▶ Request
From the entries that follow, pick out all lines holding "JSON".

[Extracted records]
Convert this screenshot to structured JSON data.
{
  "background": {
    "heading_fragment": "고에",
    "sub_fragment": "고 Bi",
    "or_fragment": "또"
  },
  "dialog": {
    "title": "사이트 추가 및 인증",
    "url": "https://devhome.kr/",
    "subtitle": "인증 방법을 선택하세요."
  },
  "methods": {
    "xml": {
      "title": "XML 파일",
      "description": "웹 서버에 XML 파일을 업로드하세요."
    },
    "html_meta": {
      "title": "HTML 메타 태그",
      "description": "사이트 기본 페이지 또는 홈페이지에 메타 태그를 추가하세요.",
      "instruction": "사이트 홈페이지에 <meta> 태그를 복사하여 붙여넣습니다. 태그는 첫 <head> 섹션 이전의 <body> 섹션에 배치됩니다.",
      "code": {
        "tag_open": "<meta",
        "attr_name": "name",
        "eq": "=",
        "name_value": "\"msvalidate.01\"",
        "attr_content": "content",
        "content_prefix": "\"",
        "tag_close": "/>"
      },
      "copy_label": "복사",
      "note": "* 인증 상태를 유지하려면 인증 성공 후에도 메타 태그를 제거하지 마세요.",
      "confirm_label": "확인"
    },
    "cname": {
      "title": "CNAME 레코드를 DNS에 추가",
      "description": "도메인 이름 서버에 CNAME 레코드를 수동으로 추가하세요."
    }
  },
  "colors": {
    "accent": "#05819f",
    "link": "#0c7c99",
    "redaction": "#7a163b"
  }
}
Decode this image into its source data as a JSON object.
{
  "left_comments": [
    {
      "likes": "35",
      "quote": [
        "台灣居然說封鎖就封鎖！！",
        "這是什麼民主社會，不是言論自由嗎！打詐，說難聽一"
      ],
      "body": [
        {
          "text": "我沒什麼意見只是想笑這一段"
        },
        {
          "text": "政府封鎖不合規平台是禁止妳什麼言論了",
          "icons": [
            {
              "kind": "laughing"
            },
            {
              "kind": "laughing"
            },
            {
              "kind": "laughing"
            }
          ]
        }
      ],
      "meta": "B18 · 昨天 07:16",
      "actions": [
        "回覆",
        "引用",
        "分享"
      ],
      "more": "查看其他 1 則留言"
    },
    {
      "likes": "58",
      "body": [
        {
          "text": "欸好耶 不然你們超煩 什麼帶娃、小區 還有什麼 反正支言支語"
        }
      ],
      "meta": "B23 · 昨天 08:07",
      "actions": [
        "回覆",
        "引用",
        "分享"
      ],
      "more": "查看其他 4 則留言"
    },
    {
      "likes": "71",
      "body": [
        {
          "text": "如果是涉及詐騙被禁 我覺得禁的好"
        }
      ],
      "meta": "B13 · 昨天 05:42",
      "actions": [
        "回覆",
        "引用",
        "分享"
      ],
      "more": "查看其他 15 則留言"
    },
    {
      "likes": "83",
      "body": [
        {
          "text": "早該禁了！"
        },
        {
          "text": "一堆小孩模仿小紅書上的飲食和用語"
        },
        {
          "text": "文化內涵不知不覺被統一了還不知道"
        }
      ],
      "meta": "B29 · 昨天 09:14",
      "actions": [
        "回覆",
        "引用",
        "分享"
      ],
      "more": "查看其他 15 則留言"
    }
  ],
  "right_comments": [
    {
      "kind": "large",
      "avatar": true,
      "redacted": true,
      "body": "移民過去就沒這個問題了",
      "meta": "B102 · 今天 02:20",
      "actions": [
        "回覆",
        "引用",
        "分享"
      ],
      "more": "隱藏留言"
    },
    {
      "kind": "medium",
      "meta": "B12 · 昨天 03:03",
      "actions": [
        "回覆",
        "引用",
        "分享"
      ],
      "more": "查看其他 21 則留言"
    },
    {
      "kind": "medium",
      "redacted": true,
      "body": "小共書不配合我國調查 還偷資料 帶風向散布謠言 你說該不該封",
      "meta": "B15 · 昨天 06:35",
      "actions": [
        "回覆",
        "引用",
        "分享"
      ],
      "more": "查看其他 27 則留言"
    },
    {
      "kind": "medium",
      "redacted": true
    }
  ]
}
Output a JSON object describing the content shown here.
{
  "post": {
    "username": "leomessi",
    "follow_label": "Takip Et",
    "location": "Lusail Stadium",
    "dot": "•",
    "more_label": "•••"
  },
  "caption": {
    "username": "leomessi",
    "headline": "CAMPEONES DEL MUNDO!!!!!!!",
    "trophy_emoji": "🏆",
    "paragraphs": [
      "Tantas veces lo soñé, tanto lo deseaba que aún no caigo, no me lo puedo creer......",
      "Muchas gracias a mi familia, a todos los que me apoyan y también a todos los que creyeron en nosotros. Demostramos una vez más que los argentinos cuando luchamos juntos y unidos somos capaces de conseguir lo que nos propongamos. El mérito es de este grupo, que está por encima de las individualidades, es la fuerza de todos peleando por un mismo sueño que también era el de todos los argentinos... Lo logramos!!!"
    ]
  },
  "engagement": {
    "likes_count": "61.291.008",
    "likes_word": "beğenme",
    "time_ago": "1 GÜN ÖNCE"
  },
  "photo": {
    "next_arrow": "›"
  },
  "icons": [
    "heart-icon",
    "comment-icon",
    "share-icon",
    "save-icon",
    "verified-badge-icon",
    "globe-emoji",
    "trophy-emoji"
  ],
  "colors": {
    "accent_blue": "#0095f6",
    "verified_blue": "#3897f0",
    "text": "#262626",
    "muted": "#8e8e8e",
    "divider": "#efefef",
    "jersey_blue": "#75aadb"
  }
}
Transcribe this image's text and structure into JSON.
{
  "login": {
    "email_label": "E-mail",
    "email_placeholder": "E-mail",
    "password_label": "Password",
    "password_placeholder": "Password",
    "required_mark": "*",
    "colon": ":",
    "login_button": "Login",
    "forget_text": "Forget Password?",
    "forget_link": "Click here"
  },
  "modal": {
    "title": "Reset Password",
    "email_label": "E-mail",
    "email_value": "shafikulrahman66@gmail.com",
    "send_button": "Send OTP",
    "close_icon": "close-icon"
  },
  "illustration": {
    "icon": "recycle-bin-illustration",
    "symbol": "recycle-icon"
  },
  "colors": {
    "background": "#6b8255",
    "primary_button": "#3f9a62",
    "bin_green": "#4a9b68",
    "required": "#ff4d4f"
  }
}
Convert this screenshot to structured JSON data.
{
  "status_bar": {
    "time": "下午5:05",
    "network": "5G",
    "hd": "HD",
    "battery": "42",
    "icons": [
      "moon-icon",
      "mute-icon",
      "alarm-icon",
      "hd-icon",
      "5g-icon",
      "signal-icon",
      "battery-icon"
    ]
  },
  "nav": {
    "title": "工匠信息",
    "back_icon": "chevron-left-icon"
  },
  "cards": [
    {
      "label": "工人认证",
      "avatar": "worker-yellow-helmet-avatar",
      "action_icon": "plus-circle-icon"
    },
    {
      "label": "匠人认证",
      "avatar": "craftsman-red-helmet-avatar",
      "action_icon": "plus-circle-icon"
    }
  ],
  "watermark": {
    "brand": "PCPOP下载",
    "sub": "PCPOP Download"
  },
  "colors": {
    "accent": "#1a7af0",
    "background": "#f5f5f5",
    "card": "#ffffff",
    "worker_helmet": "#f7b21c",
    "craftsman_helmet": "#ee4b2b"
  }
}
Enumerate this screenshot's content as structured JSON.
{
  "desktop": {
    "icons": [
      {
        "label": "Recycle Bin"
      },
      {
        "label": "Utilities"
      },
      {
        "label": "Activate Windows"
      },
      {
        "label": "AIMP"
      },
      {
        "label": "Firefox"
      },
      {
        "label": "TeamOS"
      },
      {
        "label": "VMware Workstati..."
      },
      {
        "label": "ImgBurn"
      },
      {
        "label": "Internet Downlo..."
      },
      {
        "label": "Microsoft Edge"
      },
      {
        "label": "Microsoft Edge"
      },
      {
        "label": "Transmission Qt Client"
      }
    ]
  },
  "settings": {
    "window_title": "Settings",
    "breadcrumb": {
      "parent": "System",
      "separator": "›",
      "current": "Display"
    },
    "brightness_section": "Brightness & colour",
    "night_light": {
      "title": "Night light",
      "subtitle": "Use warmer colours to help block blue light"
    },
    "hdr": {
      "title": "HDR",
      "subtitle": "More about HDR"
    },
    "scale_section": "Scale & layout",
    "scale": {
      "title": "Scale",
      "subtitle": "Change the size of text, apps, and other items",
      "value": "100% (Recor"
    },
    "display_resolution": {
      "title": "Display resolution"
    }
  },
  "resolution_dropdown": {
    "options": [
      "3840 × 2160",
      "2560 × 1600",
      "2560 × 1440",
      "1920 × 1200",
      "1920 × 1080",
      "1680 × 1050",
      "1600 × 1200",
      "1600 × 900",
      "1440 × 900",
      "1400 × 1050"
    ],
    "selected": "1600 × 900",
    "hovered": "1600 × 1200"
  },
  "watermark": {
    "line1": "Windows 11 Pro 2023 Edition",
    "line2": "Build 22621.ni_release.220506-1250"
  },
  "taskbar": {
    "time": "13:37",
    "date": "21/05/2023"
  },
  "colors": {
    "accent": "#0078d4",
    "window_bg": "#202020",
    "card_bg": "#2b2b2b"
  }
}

▶ Task response
Convert this screenshot to structured JSON data.
Decode this image into its source data as a JSON object.
Output a JSON object describing the content shown here.
Transcribe this image's text and structure into JSON.
Convert this screenshot to structured JSON data.
Enumerate this screenshot's content as structured JSON.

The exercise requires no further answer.